### EXERCISE DESCRIPTION
Go through the lines below. Copy those with "Other".

### STORED ROWS
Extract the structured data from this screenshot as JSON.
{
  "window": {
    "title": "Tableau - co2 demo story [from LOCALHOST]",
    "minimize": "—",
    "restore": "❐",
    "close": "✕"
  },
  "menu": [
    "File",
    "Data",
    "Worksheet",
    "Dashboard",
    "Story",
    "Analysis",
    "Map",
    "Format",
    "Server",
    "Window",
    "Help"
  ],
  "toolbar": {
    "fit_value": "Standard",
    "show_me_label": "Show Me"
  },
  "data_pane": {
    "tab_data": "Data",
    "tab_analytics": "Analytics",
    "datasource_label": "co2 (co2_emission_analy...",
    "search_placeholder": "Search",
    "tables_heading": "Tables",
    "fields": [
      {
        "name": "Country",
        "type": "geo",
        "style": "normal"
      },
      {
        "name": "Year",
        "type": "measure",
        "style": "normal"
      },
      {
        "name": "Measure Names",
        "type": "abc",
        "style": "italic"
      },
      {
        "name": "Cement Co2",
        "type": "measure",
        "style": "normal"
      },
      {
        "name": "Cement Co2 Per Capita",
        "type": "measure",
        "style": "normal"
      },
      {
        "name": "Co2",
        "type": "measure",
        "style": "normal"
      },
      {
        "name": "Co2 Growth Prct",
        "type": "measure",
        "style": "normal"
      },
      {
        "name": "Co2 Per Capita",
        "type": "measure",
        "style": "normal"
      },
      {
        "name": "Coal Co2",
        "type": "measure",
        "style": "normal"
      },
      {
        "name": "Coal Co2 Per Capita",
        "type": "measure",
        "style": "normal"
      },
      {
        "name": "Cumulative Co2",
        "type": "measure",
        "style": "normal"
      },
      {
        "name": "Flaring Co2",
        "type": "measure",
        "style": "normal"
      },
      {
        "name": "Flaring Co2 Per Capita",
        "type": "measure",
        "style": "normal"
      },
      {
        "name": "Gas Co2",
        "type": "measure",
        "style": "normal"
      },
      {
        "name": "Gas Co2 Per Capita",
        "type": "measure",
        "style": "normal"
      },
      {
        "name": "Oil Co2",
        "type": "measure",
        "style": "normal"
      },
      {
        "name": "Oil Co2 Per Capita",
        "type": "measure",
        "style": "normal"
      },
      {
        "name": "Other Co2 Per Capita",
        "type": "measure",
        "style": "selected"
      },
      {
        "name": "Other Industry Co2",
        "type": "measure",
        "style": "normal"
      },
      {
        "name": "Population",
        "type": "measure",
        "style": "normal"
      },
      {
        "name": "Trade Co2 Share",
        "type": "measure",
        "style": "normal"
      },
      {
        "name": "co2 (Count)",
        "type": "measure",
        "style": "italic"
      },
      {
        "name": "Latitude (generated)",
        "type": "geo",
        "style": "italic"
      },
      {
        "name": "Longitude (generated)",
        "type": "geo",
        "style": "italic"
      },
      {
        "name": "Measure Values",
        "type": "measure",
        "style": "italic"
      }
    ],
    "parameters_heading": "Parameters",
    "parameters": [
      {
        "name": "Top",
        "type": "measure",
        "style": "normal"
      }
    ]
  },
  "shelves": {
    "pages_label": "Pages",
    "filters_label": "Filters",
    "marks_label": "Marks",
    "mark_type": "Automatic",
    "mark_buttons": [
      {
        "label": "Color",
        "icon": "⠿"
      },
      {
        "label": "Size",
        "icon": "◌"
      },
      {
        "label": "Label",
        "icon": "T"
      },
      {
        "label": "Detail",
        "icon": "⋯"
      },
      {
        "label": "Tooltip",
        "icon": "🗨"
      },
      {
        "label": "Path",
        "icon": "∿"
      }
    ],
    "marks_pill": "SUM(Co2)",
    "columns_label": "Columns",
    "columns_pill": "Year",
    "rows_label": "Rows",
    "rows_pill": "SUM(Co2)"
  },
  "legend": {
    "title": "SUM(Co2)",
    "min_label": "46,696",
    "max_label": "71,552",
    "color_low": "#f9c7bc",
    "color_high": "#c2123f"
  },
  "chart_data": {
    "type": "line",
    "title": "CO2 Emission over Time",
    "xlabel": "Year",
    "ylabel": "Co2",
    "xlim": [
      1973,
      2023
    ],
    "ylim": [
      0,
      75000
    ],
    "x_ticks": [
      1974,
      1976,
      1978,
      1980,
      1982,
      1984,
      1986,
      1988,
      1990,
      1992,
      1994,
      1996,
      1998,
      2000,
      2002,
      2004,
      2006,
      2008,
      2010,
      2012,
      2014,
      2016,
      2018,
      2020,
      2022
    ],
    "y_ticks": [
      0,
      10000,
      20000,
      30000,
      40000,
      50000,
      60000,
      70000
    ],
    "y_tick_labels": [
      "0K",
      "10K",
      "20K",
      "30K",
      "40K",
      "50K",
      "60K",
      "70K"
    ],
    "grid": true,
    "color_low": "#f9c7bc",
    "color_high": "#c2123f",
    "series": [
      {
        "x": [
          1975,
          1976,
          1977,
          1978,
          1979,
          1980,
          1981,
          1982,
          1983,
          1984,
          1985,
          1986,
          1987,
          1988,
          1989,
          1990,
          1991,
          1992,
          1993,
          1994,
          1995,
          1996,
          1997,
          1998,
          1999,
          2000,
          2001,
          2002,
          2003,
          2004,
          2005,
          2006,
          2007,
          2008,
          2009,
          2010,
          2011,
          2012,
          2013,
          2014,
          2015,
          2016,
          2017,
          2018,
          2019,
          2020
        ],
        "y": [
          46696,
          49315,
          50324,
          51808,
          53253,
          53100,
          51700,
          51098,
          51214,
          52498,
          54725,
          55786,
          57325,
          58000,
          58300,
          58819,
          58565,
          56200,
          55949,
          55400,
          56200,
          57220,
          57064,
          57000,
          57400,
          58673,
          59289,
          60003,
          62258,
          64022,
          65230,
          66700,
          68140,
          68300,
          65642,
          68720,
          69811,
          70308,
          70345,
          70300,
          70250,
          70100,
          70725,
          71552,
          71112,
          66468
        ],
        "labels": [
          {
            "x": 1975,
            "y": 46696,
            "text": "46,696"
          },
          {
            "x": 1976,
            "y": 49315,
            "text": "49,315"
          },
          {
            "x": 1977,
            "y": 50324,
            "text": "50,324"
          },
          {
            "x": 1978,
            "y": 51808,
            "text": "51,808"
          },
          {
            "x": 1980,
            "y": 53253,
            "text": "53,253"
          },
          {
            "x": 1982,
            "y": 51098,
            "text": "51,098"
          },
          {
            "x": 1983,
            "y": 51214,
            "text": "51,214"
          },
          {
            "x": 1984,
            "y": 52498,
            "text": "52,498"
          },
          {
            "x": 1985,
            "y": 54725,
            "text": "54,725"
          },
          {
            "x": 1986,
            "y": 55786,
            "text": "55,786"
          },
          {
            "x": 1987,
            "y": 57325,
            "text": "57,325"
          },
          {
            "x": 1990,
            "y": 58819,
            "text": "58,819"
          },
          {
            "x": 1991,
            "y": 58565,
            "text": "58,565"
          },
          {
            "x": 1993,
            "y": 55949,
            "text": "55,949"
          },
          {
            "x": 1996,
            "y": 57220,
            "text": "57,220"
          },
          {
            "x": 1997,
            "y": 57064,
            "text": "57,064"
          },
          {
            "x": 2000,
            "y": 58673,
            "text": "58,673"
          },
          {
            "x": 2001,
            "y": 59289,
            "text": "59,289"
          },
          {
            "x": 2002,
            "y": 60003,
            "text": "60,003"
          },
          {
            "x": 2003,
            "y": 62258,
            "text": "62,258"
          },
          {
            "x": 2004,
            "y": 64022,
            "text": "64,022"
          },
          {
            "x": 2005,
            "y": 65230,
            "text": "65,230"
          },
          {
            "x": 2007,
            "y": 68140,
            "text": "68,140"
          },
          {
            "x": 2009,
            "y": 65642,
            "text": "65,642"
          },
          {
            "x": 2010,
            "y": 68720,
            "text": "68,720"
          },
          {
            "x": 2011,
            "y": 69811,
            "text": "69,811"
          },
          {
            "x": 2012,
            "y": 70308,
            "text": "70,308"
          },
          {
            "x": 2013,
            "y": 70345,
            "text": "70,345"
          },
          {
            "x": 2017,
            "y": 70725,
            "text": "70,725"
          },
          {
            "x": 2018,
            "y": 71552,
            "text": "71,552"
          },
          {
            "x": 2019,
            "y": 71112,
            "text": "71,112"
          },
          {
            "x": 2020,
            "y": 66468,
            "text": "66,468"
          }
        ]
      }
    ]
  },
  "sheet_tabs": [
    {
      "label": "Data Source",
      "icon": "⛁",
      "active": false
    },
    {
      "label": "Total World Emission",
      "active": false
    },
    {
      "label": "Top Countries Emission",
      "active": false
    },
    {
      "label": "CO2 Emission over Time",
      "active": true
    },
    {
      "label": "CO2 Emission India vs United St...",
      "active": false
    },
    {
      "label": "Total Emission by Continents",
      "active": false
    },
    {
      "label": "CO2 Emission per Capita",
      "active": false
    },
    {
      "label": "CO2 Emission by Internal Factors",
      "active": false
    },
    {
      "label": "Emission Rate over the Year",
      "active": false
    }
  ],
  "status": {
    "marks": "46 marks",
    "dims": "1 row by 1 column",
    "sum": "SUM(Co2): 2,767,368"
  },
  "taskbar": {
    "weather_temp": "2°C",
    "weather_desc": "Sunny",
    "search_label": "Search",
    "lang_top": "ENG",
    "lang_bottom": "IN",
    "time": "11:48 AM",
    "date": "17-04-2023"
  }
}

### SOLUTION FOR THIS PROBLEM
        "name": "Other Co2 Per Capita",
        "name": "Other Industry Co2",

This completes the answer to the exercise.